Work required » Reproduce each of the entries below verbatim, line for line, and omit the pictures from your copy.

Input material »
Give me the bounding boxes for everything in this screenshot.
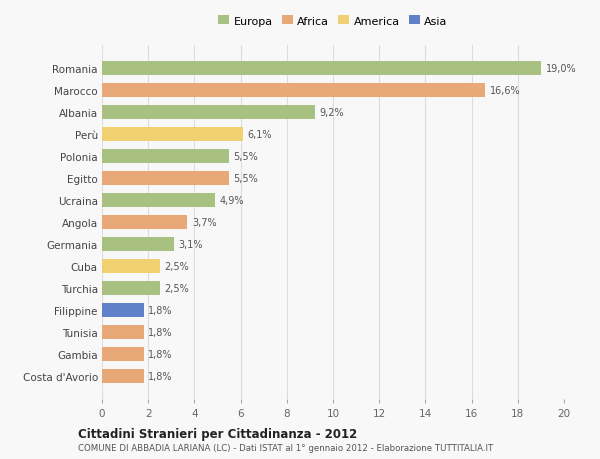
Text: 1,8%: 1,8%	[148, 349, 173, 359]
Text: 1,8%: 1,8%	[148, 305, 173, 315]
Bar	[102, 128, 243, 142]
Bar	[102, 150, 229, 164]
Bar	[102, 281, 160, 296]
Text: 16,6%: 16,6%	[490, 86, 521, 96]
Bar	[102, 84, 485, 98]
Bar	[102, 194, 215, 208]
Text: 9,2%: 9,2%	[319, 108, 344, 118]
Text: 5,5%: 5,5%	[233, 152, 259, 162]
Text: 3,1%: 3,1%	[178, 240, 203, 250]
Bar	[102, 303, 143, 318]
Bar	[102, 369, 143, 383]
Text: 1,8%: 1,8%	[148, 327, 173, 337]
Bar	[102, 172, 229, 186]
Text: 19,0%: 19,0%	[545, 64, 576, 74]
Bar	[102, 237, 173, 252]
Text: 2,5%: 2,5%	[164, 283, 189, 293]
Text: 3,7%: 3,7%	[192, 218, 217, 228]
Text: COMUNE DI ABBADIA LARIANA (LC) - Dati ISTAT al 1° gennaio 2012 - Elaborazione TU: COMUNE DI ABBADIA LARIANA (LC) - Dati IS…	[78, 443, 493, 452]
Bar	[102, 259, 160, 274]
Text: 4,9%: 4,9%	[220, 196, 244, 206]
Bar	[102, 347, 143, 361]
Bar	[102, 325, 143, 339]
Bar	[102, 215, 187, 230]
Text: 2,5%: 2,5%	[164, 262, 189, 271]
Text: 5,5%: 5,5%	[233, 174, 259, 184]
Text: Cittadini Stranieri per Cittadinanza - 2012: Cittadini Stranieri per Cittadinanza - 2…	[78, 427, 357, 440]
Text: 6,1%: 6,1%	[248, 130, 272, 140]
Bar	[102, 62, 541, 76]
Legend: Europa, Africa, America, Asia: Europa, Africa, America, Asia	[218, 16, 448, 27]
Bar	[102, 106, 314, 120]
Text: 1,8%: 1,8%	[148, 371, 173, 381]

Task output »
Give me the bounding boxes for everything in this screenshot.
Text: 1,8%: 1,8%	[148, 349, 173, 359]
Text: 1,8%: 1,8%	[148, 305, 173, 315]
Bar	[102, 128, 243, 142]
Bar	[102, 150, 229, 164]
Bar	[102, 281, 160, 296]
Text: 16,6%: 16,6%	[490, 86, 521, 96]
Bar	[102, 84, 485, 98]
Bar	[102, 194, 215, 208]
Text: 9,2%: 9,2%	[319, 108, 344, 118]
Text: 5,5%: 5,5%	[233, 152, 259, 162]
Text: 3,1%: 3,1%	[178, 240, 203, 250]
Bar	[102, 303, 143, 318]
Bar	[102, 369, 143, 383]
Text: 1,8%: 1,8%	[148, 327, 173, 337]
Bar	[102, 172, 229, 186]
Text: 19,0%: 19,0%	[545, 64, 576, 74]
Bar	[102, 237, 173, 252]
Text: 2,5%: 2,5%	[164, 283, 189, 293]
Text: 3,7%: 3,7%	[192, 218, 217, 228]
Text: COMUNE DI ABBADIA LARIANA (LC) - Dati ISTAT al 1° gennaio 2012 - Elaborazione TU: COMUNE DI ABBADIA LARIANA (LC) - Dati IS…	[78, 443, 493, 452]
Bar	[102, 259, 160, 274]
Text: 4,9%: 4,9%	[220, 196, 244, 206]
Bar	[102, 347, 143, 361]
Bar	[102, 325, 143, 339]
Bar	[102, 215, 187, 230]
Text: 2,5%: 2,5%	[164, 262, 189, 271]
Text: 5,5%: 5,5%	[233, 174, 259, 184]
Text: Cittadini Stranieri per Cittadinanza - 2012: Cittadini Stranieri per Cittadinanza - 2…	[78, 427, 357, 440]
Text: 6,1%: 6,1%	[248, 130, 272, 140]
Bar	[102, 62, 541, 76]
Legend: Europa, Africa, America, Asia: Europa, Africa, America, Asia	[218, 16, 448, 27]
Bar	[102, 106, 314, 120]
Text: 1,8%: 1,8%	[148, 371, 173, 381]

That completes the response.